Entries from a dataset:

════════════════════

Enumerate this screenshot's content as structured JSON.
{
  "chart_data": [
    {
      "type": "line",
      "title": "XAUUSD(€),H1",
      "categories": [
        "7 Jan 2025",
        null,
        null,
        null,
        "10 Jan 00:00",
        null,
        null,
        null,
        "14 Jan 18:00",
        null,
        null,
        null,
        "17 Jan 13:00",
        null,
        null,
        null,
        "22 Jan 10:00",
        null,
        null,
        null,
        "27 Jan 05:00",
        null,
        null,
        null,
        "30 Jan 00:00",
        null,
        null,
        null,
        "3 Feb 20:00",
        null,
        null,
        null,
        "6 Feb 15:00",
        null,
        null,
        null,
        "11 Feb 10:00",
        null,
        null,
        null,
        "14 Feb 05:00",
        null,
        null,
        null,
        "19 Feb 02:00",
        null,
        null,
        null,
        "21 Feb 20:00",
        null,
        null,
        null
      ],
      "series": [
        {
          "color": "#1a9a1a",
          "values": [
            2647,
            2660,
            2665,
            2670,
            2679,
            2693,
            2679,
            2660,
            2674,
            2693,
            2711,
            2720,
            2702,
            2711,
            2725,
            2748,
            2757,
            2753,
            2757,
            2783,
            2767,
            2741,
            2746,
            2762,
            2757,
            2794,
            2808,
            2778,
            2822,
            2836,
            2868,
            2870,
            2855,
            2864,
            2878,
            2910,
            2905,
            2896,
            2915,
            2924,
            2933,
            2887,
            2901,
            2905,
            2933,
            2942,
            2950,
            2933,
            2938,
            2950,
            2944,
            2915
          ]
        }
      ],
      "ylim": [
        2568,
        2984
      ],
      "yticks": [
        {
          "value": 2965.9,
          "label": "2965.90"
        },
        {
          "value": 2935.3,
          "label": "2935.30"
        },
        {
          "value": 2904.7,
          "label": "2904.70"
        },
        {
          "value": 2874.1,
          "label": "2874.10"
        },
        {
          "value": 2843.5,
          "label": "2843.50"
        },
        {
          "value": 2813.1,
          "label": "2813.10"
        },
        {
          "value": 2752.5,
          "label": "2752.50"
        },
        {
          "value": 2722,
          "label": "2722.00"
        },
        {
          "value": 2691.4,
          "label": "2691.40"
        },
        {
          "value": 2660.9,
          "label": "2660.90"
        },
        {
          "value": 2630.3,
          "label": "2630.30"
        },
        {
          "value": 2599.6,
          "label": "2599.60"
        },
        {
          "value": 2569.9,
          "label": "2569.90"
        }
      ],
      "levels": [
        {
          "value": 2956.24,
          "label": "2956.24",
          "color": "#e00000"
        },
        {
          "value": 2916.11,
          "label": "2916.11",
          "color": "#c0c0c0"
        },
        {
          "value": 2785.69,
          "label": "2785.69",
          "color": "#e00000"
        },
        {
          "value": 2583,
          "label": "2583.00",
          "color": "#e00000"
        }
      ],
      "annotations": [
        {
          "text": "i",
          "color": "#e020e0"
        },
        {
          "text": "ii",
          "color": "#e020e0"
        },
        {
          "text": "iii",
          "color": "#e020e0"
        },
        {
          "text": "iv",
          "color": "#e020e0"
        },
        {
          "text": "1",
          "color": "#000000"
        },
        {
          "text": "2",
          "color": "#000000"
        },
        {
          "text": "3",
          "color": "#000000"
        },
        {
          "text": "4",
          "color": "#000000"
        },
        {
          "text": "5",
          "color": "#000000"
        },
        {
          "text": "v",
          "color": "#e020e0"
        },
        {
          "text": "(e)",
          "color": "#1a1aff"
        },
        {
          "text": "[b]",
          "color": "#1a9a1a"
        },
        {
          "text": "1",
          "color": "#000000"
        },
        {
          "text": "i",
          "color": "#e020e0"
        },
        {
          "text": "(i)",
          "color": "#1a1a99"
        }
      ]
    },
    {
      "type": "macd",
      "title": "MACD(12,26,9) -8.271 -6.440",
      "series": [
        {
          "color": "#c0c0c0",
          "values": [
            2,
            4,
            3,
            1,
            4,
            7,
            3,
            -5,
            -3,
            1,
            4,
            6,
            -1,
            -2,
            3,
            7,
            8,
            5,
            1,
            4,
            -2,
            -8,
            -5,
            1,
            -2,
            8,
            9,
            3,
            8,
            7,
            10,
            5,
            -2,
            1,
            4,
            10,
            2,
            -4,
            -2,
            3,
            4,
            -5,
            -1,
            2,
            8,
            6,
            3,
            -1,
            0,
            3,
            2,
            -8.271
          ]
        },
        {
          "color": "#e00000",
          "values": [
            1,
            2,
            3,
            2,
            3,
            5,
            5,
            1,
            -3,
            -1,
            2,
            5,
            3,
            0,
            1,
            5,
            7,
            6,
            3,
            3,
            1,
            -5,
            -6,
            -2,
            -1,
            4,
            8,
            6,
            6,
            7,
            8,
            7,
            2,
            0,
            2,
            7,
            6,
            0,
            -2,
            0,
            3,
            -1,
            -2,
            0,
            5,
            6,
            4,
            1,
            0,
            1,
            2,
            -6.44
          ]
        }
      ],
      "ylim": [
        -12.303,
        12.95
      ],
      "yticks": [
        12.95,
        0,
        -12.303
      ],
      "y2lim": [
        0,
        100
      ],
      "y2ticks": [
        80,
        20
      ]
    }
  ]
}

════════════════════

Work to complete: Reproduce every line above without error.

Answer in full:
Enumerate this screenshot's content as structured JSON.
{
  "chart_data": [
    {
      "type": "line",
      "title": "XAUUSD(€),H1",
      "categories": [
        "7 Jan 2025",
        null,
        null,
        null,
        "10 Jan 00:00",
        null,
        null,
        null,
        "14 Jan 18:00",
        null,
        null,
        null,
        "17 Jan 13:00",
        null,
        null,
        null,
        "22 Jan 10:00",
        null,
        null,
        null,
        "27 Jan 05:00",
        null,
        null,
        null,
        "30 Jan 00:00",
        null,
        null,
        null,
        "3 Feb 20:00",
        null,
        null,
        null,
        "6 Feb 15:00",
        null,
        null,
        null,
        "11 Feb 10:00",
        null,
        null,
        null,
        "14 Feb 05:00",
        null,
        null,
        null,
        "19 Feb 02:00",
        null,
        null,
        null,
        "21 Feb 20:00",
        null,
        null,
        null
      ],
      "series": [
        {
          "color": "#1a9a1a",
          "values": [
            2647,
            2660,
            2665,
            2670,
            2679,
            2693,
            2679,
            2660,
            2674,
            2693,
            2711,
            2720,
            2702,
            2711,
            2725,
            2748,
            2757,
            2753,
            2757,
            2783,
            2767,
            2741,
            2746,
            2762,
            2757,
            2794,
            2808,
            2778,
            2822,
            2836,
            2868,
            2870,
            2855,
            2864,
            2878,
            2910,
            2905,
            2896,
            2915,
            2924,
            2933,
            2887,
            2901,
            2905,
            2933,
            2942,
            2950,
            2933,
            2938,
            2950,
            2944,
            2915
          ]
        }
      ],
      "ylim": [
        2568,
        2984
      ],
      "yticks": [
        {
          "value": 2965.9,
          "label": "2965.90"
        },
        {
          "value": 2935.3,
          "label": "2935.30"
        },
        {
          "value": 2904.7,
          "label": "2904.70"
        },
        {
          "value": 2874.1,
          "label": "2874.10"
        },
        {
          "value": 2843.5,
          "label": "2843.50"
        },
        {
          "value": 2813.1,
          "label": "2813.10"
        },
        {
          "value": 2752.5,
          "label": "2752.50"
        },
        {
          "value": 2722,
          "label": "2722.00"
        },
        {
          "value": 2691.4,
          "label": "2691.40"
        },
        {
          "value": 2660.9,
          "label": "2660.90"
        },
        {
          "value": 2630.3,
          "label": "2630.30"
        },
        {
          "value": 2599.6,
          "label": "2599.60"
        },
        {
          "value": 2569.9,
          "label": "2569.90"
        }
      ],
      "levels": [
        {
          "value": 2956.24,
          "label": "2956.24",
          "color": "#e00000"
        },
        {
          "value": 2916.11,
          "label": "2916.11",
          "color": "#c0c0c0"
        },
        {
          "value": 2785.69,
          "label": "2785.69",
          "color": "#e00000"
        },
        {
          "value": 2583,
          "label": "2583.00",
          "color": "#e00000"
        }
      ],
      "annotations": [
        {
          "text": "i",
          "color": "#e020e0"
        },
        {
          "text": "ii",
          "color": "#e020e0"
        },
        {
          "text": "iii",
          "color": "#e020e0"
        },
        {
          "text": "iv",
          "color": "#e020e0"
        },
        {
          "text": "1",
          "color": "#000000"
        },
        {
          "text": "2",
          "color": "#000000"
        },
        {
          "text": "3",
          "color": "#000000"
        },
        {
          "text": "4",
          "color": "#000000"
        },
        {
          "text": "5",
          "color": "#000000"
        },
        {
          "text": "v",
          "color": "#e020e0"
        },
        {
          "text": "(e)",
          "color": "#1a1aff"
        },
        {
          "text": "[b]",
          "color": "#1a9a1a"
        },
        {
          "text": "1",
          "color": "#000000"
        },
        {
          "text": "i",
          "color": "#e020e0"
        },
        {
          "text": "(i)",
          "color": "#1a1a99"
        }
      ]
    },
    {
      "type": "macd",
      "title": "MACD(12,26,9) -8.271 -6.440",
      "series": [
        {
          "color": "#c0c0c0",
          "values": [
            2,
            4,
            3,
            1,
            4,
            7,
            3,
            -5,
            -3,
            1,
            4,
            6,
            -1,
            -2,
            3,
            7,
            8,
            5,
            1,
            4,
            -2,
            -8,
            -5,
            1,
            -2,
            8,
            9,
            3,
            8,
            7,
            10,
            5,
            -2,
            1,
            4,
            10,
            2,
            -4,
            -2,
            3,
            4,
            -5,
            -1,
            2,
            8,
            6,
            3,
            -1,
            0,
            3,
            2,
            -8.271
          ]
        },
        {
          "color": "#e00000",
          "values": [
            1,
            2,
            3,
            2,
            3,
            5,
            5,
            1,
            -3,
            -1,
            2,
            5,
            3,
            0,
            1,
            5,
            7,
            6,
            3,
            3,
            1,
            -5,
            -6,
            -2,
            -1,
            4,
            8,
            6,
            6,
            7,
            8,
            7,
            2,
            0,
            2,
            7,
            6,
            0,
            -2,
            0,
            3,
            -1,
            -2,
            0,
            5,
            6,
            4,
            1,
            0,
            1,
            2,
            -6.44
          ]
        }
      ],
      "ylim": [
        -12.303,
        12.95
      ],
      "yticks": [
        12.95,
        0,
        -12.303
      ],
      "y2lim": [
        0,
        100
      ],
      "y2ticks": [
        80,
        20
      ]
    }
  ]
}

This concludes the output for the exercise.